======== Estratto del testo ========

Non se ne deve essere accorto il CIO che, nel momento stesso in cui ha abdicato al suo ruolo di giudice dell’affaire doping di Stato in Russia, ha raccomandato alle Federazioni internazionali di usare come discrimine per l’ammissione dei singoli atleti ai Giochi Olimpici proprio il requisito di non aver mai subìto squalifiche per doping.

Così dopo la conseguente esclusione decretata dalla FINA di 7 nuotatori russi dall’elenco degli iscritti alle gare di Rio, è seguito l’immancabile ricorso da parte degli atleti al CAS che – abbandonata per l’occasione l’abituale sede del Château de Béthusy a Losanna – si è trasferito in pianta stabile in Brasile e, convocato in seduta perenne, fronteggia la raffica di ricorsi degli atleti (non solo russi) che invocano giustizia per i loro diritti violati.

A aumentare la confusione è arrivata sabato la decisione del CIO di istituire una commissione di tre membri cui è demandato il giudizio (non è chiaro se finale o a sua volta appellabile al CAS) sulla sorte degli atleti russi dichiarati eleggibili dalle singole Federazioni internazionali.

======== Dati forniti ========

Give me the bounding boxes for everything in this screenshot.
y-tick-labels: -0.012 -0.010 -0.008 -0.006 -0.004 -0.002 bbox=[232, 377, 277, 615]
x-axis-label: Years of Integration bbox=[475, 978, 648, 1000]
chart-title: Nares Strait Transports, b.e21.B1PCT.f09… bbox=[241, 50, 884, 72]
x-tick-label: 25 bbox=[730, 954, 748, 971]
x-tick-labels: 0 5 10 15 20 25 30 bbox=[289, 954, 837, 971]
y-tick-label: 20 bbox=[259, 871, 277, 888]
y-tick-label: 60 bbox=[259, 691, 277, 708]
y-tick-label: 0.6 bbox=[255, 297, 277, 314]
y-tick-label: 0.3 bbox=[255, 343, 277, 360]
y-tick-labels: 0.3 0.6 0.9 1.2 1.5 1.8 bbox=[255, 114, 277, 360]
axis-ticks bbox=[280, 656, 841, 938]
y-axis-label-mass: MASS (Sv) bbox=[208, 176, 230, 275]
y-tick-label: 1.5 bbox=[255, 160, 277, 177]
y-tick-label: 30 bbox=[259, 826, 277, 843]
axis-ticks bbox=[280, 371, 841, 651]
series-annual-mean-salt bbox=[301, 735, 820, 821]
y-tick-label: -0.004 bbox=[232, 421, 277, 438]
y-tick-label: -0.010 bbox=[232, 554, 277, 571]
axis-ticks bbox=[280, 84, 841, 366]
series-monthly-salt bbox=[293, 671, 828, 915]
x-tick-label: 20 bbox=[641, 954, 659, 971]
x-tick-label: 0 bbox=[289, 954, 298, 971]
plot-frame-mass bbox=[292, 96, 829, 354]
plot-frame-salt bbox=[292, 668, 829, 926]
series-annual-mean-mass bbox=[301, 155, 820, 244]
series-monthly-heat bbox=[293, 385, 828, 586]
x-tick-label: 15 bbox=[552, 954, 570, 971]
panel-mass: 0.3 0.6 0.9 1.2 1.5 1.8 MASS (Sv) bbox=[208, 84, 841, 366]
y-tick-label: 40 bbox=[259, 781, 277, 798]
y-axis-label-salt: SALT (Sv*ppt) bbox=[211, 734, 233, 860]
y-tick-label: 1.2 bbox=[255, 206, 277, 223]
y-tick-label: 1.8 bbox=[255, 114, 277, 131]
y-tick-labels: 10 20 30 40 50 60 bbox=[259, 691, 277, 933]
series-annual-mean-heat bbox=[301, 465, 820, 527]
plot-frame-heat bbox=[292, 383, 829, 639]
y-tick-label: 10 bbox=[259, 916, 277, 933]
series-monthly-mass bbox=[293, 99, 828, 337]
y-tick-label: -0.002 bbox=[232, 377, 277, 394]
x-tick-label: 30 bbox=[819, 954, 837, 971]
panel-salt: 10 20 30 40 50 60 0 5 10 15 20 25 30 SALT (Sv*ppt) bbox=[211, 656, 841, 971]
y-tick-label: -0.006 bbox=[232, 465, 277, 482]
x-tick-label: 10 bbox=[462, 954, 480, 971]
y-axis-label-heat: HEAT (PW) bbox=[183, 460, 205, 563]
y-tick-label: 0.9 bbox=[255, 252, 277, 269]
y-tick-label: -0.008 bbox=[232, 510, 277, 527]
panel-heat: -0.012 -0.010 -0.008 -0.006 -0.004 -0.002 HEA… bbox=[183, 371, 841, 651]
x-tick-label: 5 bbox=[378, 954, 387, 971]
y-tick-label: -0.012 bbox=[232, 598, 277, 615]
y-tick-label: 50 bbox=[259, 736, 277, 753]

========

#### [Compiti dell'esercizio]
A) Riporta tutte le sigle di organismi citate nel testo sul doping di Stato in Russia.
B) Prosegui il testo sul doping di Stato in Russia a partire dall'ultima frase riportata.
I record costituiscono un materiale a sé, distinto dal testo.

#### [Risposte all'esercizio]
A) CIO, FINA, CAS

B)
E mentre a soli tre giorni dalla cerimonia di apertura siamo ancora in attesa di conoscere ufficialmente l’esito dei ricorsi al CAS dei nuotatori russi (stando a una nota dell’agenzia TASS di qualche ora fa,  Morozov e Lobintsev sarebbero stati giudicati eleggibili), proviamo a immaginare cosa accadrebbe se la ranista russa Yulija Efimova, che si trovava appunto nella condizione indicata dal CIO come non ammissibile ai Giochi per essere stata in passato squalificata per doping, fosse riammessa. Vantando tempi eccellenti nei 100 e 200 rana sarebbe una seria candidata a conquistare una medaglia. E se fosse quella d’oro ascolteremmo lo speaker chiedere di alzarsi per ascoltare l’inno nazionale della Russia.

Impossibile immaginare un “incoraggiamento” migliore di questo!